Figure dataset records
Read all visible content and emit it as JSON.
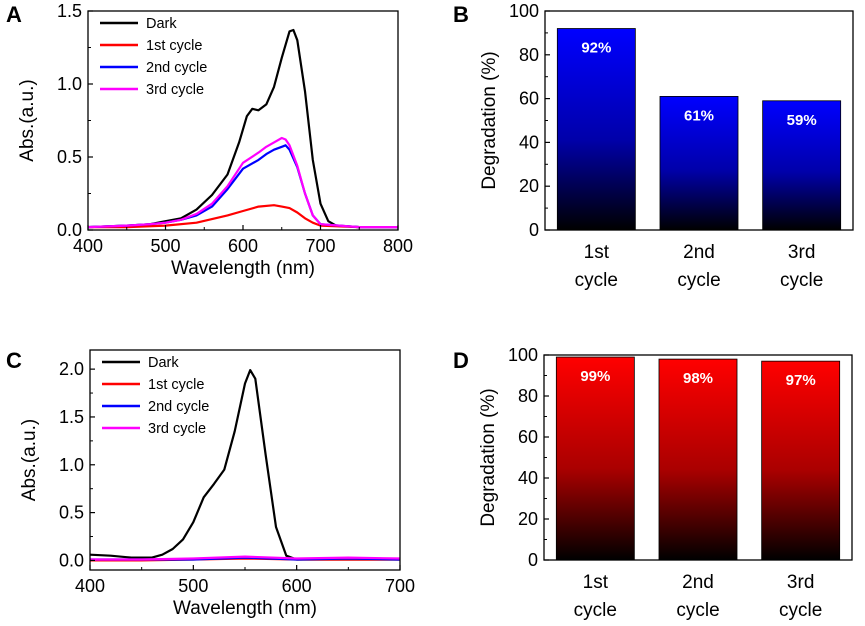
{
  "chart_data": [
    {
      "panel": "A",
      "type": "line",
      "xlabel": "Wavelength (nm)",
      "ylabel": "Abs.(a.u.)",
      "xlim": [
        400,
        800
      ],
      "ylim": [
        0,
        1.5
      ],
      "xticks": [
        400,
        500,
        600,
        700,
        800
      ],
      "yticks": [
        0.0,
        0.5,
        1.0,
        1.5
      ],
      "tick_labels_y": [
        "0.0",
        "0.5",
        "1.0",
        "1.5"
      ],
      "legend": "top-left",
      "grid": false,
      "series": [
        {
          "name": "Dark",
          "color": "#000000",
          "points": [
            [
              400,
              0.02
            ],
            [
              450,
              0.03
            ],
            [
              480,
              0.04
            ],
            [
              500,
              0.06
            ],
            [
              520,
              0.08
            ],
            [
              540,
              0.14
            ],
            [
              560,
              0.24
            ],
            [
              580,
              0.38
            ],
            [
              595,
              0.6
            ],
            [
              605,
              0.78
            ],
            [
              612,
              0.83
            ],
            [
              620,
              0.82
            ],
            [
              630,
              0.86
            ],
            [
              640,
              0.98
            ],
            [
              650,
              1.18
            ],
            [
              660,
              1.36
            ],
            [
              665,
              1.37
            ],
            [
              670,
              1.3
            ],
            [
              680,
              0.95
            ],
            [
              690,
              0.48
            ],
            [
              700,
              0.18
            ],
            [
              710,
              0.06
            ],
            [
              720,
              0.03
            ],
            [
              750,
              0.02
            ],
            [
              800,
              0.02
            ]
          ]
        },
        {
          "name": "1st cycle",
          "color": "#ff0000",
          "points": [
            [
              400,
              0.02
            ],
            [
              450,
              0.02
            ],
            [
              500,
              0.03
            ],
            [
              540,
              0.05
            ],
            [
              580,
              0.1
            ],
            [
              600,
              0.13
            ],
            [
              620,
              0.16
            ],
            [
              640,
              0.17
            ],
            [
              650,
              0.16
            ],
            [
              660,
              0.15
            ],
            [
              670,
              0.12
            ],
            [
              680,
              0.08
            ],
            [
              690,
              0.05
            ],
            [
              700,
              0.03
            ],
            [
              750,
              0.02
            ],
            [
              800,
              0.02
            ]
          ]
        },
        {
          "name": "2nd cycle",
          "color": "#0000ff",
          "points": [
            [
              400,
              0.02
            ],
            [
              450,
              0.03
            ],
            [
              480,
              0.04
            ],
            [
              500,
              0.05
            ],
            [
              520,
              0.07
            ],
            [
              540,
              0.1
            ],
            [
              560,
              0.16
            ],
            [
              580,
              0.28
            ],
            [
              600,
              0.42
            ],
            [
              620,
              0.48
            ],
            [
              630,
              0.52
            ],
            [
              640,
              0.55
            ],
            [
              650,
              0.57
            ],
            [
              655,
              0.58
            ],
            [
              660,
              0.55
            ],
            [
              670,
              0.43
            ],
            [
              680,
              0.25
            ],
            [
              690,
              0.1
            ],
            [
              700,
              0.04
            ],
            [
              750,
              0.02
            ],
            [
              800,
              0.02
            ]
          ]
        },
        {
          "name": "3rd cycle",
          "color": "#ff00ff",
          "points": [
            [
              400,
              0.02
            ],
            [
              450,
              0.03
            ],
            [
              480,
              0.04
            ],
            [
              500,
              0.05
            ],
            [
              520,
              0.07
            ],
            [
              540,
              0.11
            ],
            [
              560,
              0.18
            ],
            [
              580,
              0.3
            ],
            [
              600,
              0.46
            ],
            [
              620,
              0.53
            ],
            [
              630,
              0.57
            ],
            [
              640,
              0.6
            ],
            [
              650,
              0.63
            ],
            [
              655,
              0.62
            ],
            [
              660,
              0.58
            ],
            [
              670,
              0.44
            ],
            [
              680,
              0.25
            ],
            [
              690,
              0.1
            ],
            [
              700,
              0.04
            ],
            [
              750,
              0.02
            ],
            [
              800,
              0.02
            ]
          ]
        }
      ]
    },
    {
      "panel": "B",
      "type": "bar",
      "ylabel": "Degradation (%)",
      "ylim": [
        0,
        100
      ],
      "yticks": [
        0,
        20,
        40,
        60,
        80,
        100
      ],
      "categories": [
        [
          "1st",
          "cycle"
        ],
        [
          "2nd",
          "cycle"
        ],
        [
          "3rd",
          "cycle"
        ]
      ],
      "values": [
        92,
        61,
        59
      ],
      "value_labels": [
        "92%",
        "61%",
        "59%"
      ],
      "bar_color": "#0000ff"
    },
    {
      "panel": "C",
      "type": "line",
      "xlabel": "Wavelength (nm)",
      "ylabel": "Abs.(a.u.)",
      "xlim": [
        400,
        700
      ],
      "ylim": [
        -0.1,
        2.2
      ],
      "xticks": [
        400,
        500,
        600,
        700
      ],
      "yticks": [
        0.0,
        0.5,
        1.0,
        1.5,
        2.0
      ],
      "tick_labels_y": [
        "0.0",
        "0.5",
        "1.0",
        "1.5",
        "2.0"
      ],
      "legend": "top-left",
      "grid": false,
      "series": [
        {
          "name": "Dark",
          "color": "#000000",
          "points": [
            [
              400,
              0.06
            ],
            [
              420,
              0.05
            ],
            [
              440,
              0.03
            ],
            [
              460,
              0.03
            ],
            [
              470,
              0.06
            ],
            [
              480,
              0.12
            ],
            [
              490,
              0.22
            ],
            [
              500,
              0.4
            ],
            [
              510,
              0.66
            ],
            [
              520,
              0.8
            ],
            [
              530,
              0.95
            ],
            [
              540,
              1.35
            ],
            [
              550,
              1.85
            ],
            [
              555,
              1.99
            ],
            [
              560,
              1.9
            ],
            [
              570,
              1.1
            ],
            [
              580,
              0.35
            ],
            [
              590,
              0.05
            ],
            [
              600,
              0.01
            ],
            [
              650,
              0.01
            ],
            [
              700,
              0.01
            ]
          ]
        },
        {
          "name": "1st cycle",
          "color": "#ff0000",
          "points": [
            [
              400,
              0.0
            ],
            [
              450,
              0.0
            ],
            [
              500,
              0.01
            ],
            [
              550,
              0.02
            ],
            [
              600,
              0.01
            ],
            [
              650,
              0.01
            ],
            [
              700,
              0.01
            ]
          ]
        },
        {
          "name": "2nd cycle",
          "color": "#0000ff",
          "points": [
            [
              400,
              0.01
            ],
            [
              450,
              0.01
            ],
            [
              500,
              0.01
            ],
            [
              550,
              0.03
            ],
            [
              600,
              0.01
            ],
            [
              650,
              0.02
            ],
            [
              700,
              0.01
            ]
          ]
        },
        {
          "name": "3rd cycle",
          "color": "#ff00ff",
          "points": [
            [
              400,
              0.01
            ],
            [
              450,
              0.01
            ],
            [
              500,
              0.02
            ],
            [
              550,
              0.04
            ],
            [
              600,
              0.02
            ],
            [
              650,
              0.03
            ],
            [
              700,
              0.02
            ]
          ]
        }
      ]
    },
    {
      "panel": "D",
      "type": "bar",
      "ylabel": "Degradation (%)",
      "ylim": [
        0,
        100
      ],
      "yticks": [
        0,
        20,
        40,
        60,
        80,
        100
      ],
      "categories": [
        [
          "1st",
          "cycle"
        ],
        [
          "2nd",
          "cycle"
        ],
        [
          "3rd",
          "cycle"
        ]
      ],
      "values": [
        99,
        98,
        97
      ],
      "value_labels": [
        "99%",
        "98%",
        "97%"
      ],
      "bar_color": "#ff0000"
    }
  ]
}
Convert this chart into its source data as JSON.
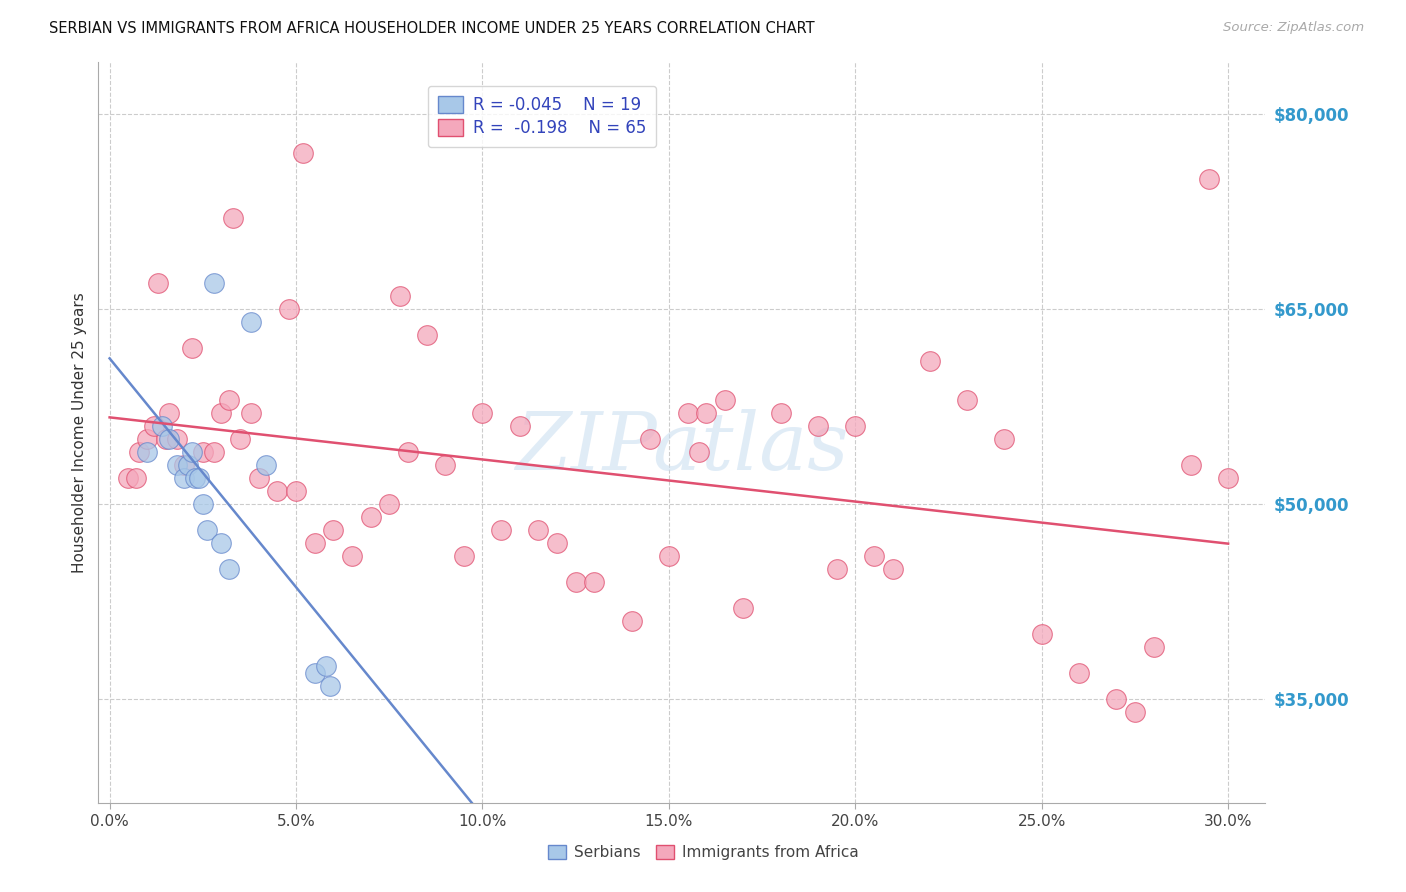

- [GOAL OF THE EXERCISE]: For the listing above, identify each line bearing "JSON".

- [EXPECTED OUTPUT]:
Read all visible content and emit it as JSON.
Convert this chart into its source data as JSON.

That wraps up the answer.